→ WHAT TO DO
Reproduce the records below exactly as they appear.

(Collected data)
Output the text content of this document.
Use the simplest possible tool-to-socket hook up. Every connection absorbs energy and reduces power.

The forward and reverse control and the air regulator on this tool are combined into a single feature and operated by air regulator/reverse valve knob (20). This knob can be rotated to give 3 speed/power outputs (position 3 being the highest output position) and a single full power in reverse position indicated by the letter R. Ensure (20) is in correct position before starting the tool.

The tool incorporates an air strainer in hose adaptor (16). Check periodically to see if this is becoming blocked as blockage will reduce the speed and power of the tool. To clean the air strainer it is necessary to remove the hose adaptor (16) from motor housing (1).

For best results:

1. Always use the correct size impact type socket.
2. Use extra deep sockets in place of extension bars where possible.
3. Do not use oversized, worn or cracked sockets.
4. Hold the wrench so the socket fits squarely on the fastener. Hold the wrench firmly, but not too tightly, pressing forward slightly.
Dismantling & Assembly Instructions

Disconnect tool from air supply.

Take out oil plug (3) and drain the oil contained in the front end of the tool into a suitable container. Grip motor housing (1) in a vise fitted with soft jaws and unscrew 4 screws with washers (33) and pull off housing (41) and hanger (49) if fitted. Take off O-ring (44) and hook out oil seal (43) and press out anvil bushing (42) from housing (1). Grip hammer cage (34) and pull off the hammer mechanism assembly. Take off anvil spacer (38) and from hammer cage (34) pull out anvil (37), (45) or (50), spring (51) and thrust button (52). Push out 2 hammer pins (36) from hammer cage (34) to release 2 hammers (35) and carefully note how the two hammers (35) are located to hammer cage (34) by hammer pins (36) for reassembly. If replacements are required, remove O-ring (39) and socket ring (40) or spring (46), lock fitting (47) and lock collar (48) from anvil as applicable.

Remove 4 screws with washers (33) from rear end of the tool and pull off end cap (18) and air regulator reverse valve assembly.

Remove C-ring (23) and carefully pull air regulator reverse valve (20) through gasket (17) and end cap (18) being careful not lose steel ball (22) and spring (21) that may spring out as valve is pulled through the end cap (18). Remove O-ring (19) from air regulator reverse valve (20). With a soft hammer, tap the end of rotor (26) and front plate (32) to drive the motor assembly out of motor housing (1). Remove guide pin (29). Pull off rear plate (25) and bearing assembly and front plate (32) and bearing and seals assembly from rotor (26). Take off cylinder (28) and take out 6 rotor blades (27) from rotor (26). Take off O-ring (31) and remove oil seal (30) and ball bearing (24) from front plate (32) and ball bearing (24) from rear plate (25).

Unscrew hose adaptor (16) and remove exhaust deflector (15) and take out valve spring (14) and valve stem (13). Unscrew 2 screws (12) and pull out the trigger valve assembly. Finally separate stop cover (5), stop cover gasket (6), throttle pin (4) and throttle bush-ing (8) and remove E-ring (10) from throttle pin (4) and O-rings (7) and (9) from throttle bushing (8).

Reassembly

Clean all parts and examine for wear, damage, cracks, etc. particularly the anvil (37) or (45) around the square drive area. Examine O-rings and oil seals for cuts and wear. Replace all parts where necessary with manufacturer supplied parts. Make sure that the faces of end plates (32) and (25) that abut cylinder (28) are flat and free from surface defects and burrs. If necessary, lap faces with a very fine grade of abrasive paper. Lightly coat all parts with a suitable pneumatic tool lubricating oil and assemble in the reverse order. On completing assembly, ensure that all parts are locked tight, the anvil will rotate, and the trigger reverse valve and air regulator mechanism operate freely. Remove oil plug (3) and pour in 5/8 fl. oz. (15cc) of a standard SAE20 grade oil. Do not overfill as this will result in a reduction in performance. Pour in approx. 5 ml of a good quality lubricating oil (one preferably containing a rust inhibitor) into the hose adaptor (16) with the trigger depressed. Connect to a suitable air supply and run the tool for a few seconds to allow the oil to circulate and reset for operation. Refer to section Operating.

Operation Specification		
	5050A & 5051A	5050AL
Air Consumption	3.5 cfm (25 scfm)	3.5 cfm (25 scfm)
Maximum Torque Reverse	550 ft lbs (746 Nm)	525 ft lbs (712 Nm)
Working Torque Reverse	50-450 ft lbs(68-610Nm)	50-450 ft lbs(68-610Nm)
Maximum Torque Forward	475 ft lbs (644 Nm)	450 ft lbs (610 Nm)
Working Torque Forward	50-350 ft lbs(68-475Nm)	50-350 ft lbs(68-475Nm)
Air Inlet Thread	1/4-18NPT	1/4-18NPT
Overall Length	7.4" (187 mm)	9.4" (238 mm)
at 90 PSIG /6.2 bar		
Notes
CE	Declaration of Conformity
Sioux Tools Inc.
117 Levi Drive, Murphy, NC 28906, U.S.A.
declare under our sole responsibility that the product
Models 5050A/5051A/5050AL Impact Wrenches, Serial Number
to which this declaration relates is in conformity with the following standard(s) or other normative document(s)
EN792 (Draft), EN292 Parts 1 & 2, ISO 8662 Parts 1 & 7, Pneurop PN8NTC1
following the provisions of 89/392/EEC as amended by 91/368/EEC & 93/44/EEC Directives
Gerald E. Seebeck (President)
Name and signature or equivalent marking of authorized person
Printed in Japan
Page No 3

→ ANSWER IN FULL
Output the text content of this document.
Use the simplest possible tool-to-socket hook up. Every connection absorbs energy and reduces power.

The forward and reverse control and the air regulator on this tool are combined into a single feature and operated by air regulator/reverse valve knob (20). This knob can be rotated to give 3 speed/power outputs (position 3 being the highest output position) and a single full power in reverse position indicated by the letter R. Ensure (20) is in correct position before starting the tool.

The tool incorporates an air strainer in hose adaptor (16). Check periodically to see if this is becoming blocked as blockage will reduce the speed and power of the tool. To clean the air strainer it is necessary to remove the hose adaptor (16) from motor housing (1).

For best results:

1. Always use the correct size impact type socket.
2. Use extra deep sockets in place of extension bars where possible.
3. Do not use oversized, worn or cracked sockets.
4. Hold the wrench so the socket fits squarely on the fastener. Hold the wrench firmly, but not too tightly, pressing forward slightly.
Dismantling & Assembly Instructions

Disconnect tool from air supply.

Take out oil plug (3) and drain the oil contained in the front end of the tool into a suitable container. Grip motor housing (1) in a vise fitted with soft jaws and unscrew 4 screws with washers (33) and pull off housing (41) and hanger (49) if fitted. Take off O-ring (44) and hook out oil seal (43) and press out anvil bushing (42) from housing (1). Grip hammer cage (34) and pull off the hammer mechanism assembly. Take off anvil spacer (38) and from hammer cage (34) pull out anvil (37), (45) or (50), spring (51) and thrust button (52). Push out 2 hammer pins (36) from hammer cage (34) to release 2 hammers (35) and carefully note how the two hammers (35) are located to hammer cage (34) by hammer pins (36) for reassembly. If replacements are required, remove O-ring (39) and socket ring (40) or spring (46), lock fitting (47) and lock collar (48) from anvil as applicable.

Remove 4 screws with washers (33) from rear end of the tool and pull off end cap (18) and air regulator reverse valve assembly.

Remove C-ring (23) and carefully pull air regulator reverse valve (20) through gasket (17) and end cap (18) being careful not lose steel ball (22) and spring (21) that may spring out as valve is pulled through the end cap (18). Remove O-ring (19) from air regulator reverse valve (20). With a soft hammer, tap the end of rotor (26) and front plate (32) to drive the motor assembly out of motor housing (1). Remove guide pin (29). Pull off rear plate (25) and bearing assembly and front plate (32) and bearing and seals assembly from rotor (26). Take off cylinder (28) and take out 6 rotor blades (27) from rotor (26). Take off O-ring (31) and remove oil seal (30) and ball bearing (24) from front plate (32) and ball bearing (24) from rear plate (25).

Unscrew hose adaptor (16) and remove exhaust deflector (15) and take out valve spring (14) and valve stem (13). Unscrew 2 screws (12) and pull out the trigger valve assembly. Finally separate stop cover (5), stop cover gasket (6), throttle pin (4) and throttle bush-ing (8) and remove E-ring (10) from throttle pin (4) and O-rings (7) and (9) from throttle bushing (8).

Reassembly

Clean all parts and examine for wear, damage, cracks, etc. particularly the anvil (37) or (45) around the square drive area. Examine O-rings and oil seals for cuts and wear. Replace all parts where necessary with manufacturer supplied parts. Make sure that the faces of end plates (32) and (25) that abut cylinder (28) are flat and free from surface defects and burrs. If necessary, lap faces with a very fine grade of abrasive paper. Lightly coat all parts with a suitable pneumatic tool lubricating oil and assemble in the reverse order. On completing assembly, ensure that all parts are locked tight, the anvil will rotate, and the trigger reverse valve and air regulator mechanism operate freely. Remove oil plug (3) and pour in 5/8 fl. oz. (15cc) of a standard SAE20 grade oil. Do not overfill as this will result in a reduction in performance. Pour in approx. 5 ml of a good quality lubricating oil (one preferably containing a rust inhibitor) into the hose adaptor (16) with the trigger depressed. Connect to a suitable air supply and run the tool for a few seconds to allow the oil to circulate and reset for operation. Refer to section Operating.

Operation Specification		
	5050A & 5051A	5050AL
Air Consumption	3.5 cfm (25 scfm)	3.5 cfm (25 scfm)
Maximum Torque Reverse	550 ft lbs (746 Nm)	525 ft lbs (712 Nm)
Working Torque Reverse	50-450 ft lbs(68-610Nm)	50-450 ft lbs(68-610Nm)
Maximum Torque Forward	475 ft lbs (644 Nm)	450 ft lbs (610 Nm)
Working Torque Forward	50-350 ft lbs(68-475Nm)	50-350 ft lbs(68-475Nm)
Air Inlet Thread	1/4-18NPT	1/4-18NPT
Overall Length	7.4" (187 mm)	9.4" (238 mm)
at 90 PSIG /6.2 bar		
Notes
CE	Declaration of Conformity
Sioux Tools Inc.
117 Levi Drive, Murphy, NC 28906, U.S.A.
declare under our sole responsibility that the product
Models 5050A/5051A/5050AL Impact Wrenches, Serial Number
to which this declaration relates is in conformity with the following standard(s) or other normative document(s)
EN792 (Draft), EN292 Parts 1 & 2, ISO 8662 Parts 1 & 7, Pneurop PN8NTC1
following the provisions of 89/392/EEC as amended by 91/368/EEC & 93/44/EEC Directives
Gerald E. Seebeck (President)
Name and signature or equivalent marking of authorized person
Printed in Japan
Page No 3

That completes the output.